[BEGIN]

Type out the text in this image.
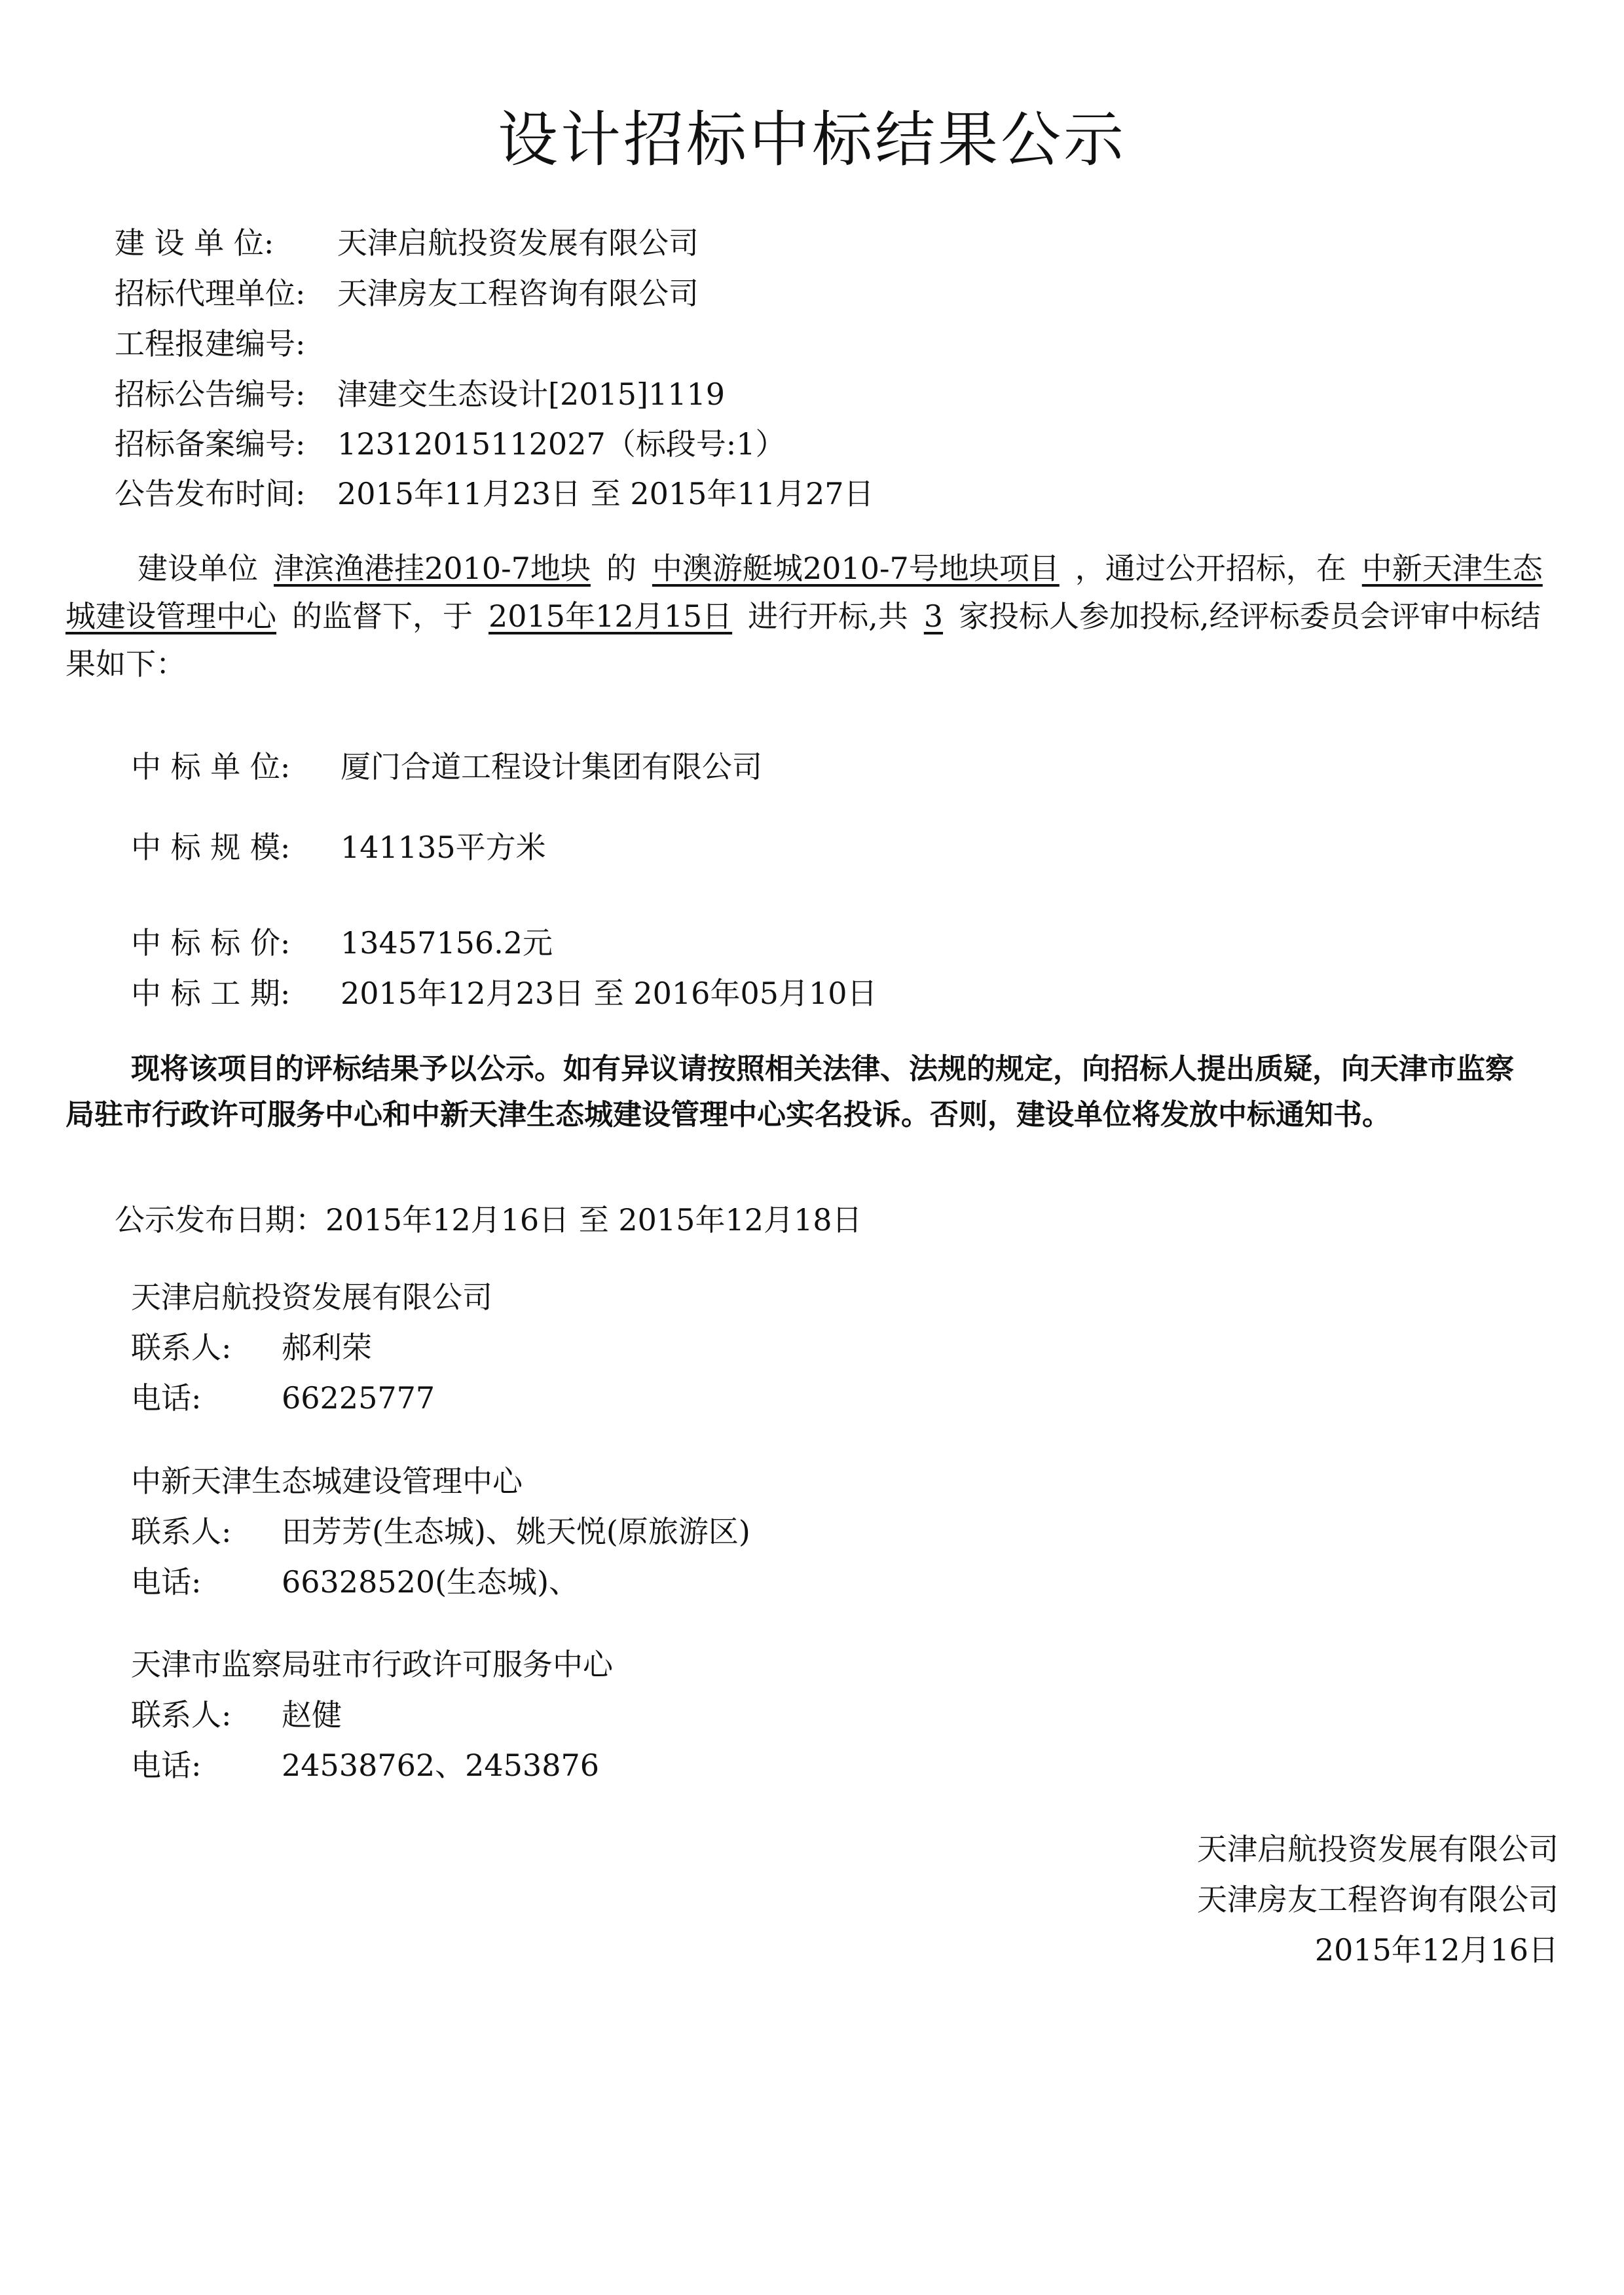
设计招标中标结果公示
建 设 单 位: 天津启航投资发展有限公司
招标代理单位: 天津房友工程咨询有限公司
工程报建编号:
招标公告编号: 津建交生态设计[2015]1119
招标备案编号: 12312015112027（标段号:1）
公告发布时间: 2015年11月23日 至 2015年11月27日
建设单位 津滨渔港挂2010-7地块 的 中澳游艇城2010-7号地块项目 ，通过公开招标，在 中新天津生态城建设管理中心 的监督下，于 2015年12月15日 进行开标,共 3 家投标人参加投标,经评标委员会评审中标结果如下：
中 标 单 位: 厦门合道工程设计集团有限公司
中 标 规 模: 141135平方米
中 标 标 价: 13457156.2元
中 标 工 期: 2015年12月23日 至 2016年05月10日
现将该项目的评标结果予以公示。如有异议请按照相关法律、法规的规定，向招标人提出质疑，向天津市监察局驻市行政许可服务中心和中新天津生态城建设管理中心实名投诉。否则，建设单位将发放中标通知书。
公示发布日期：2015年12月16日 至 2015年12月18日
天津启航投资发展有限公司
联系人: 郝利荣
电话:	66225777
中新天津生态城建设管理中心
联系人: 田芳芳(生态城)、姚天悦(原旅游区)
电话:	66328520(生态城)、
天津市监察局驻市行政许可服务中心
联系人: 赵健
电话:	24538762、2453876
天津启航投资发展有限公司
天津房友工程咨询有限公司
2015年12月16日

[END]

[YOUR INSTRUCTIONS] How many lines of the listing include the string "天津房友工程咨询有限公司"? Answer with the number alone.

[OUTPUT] 2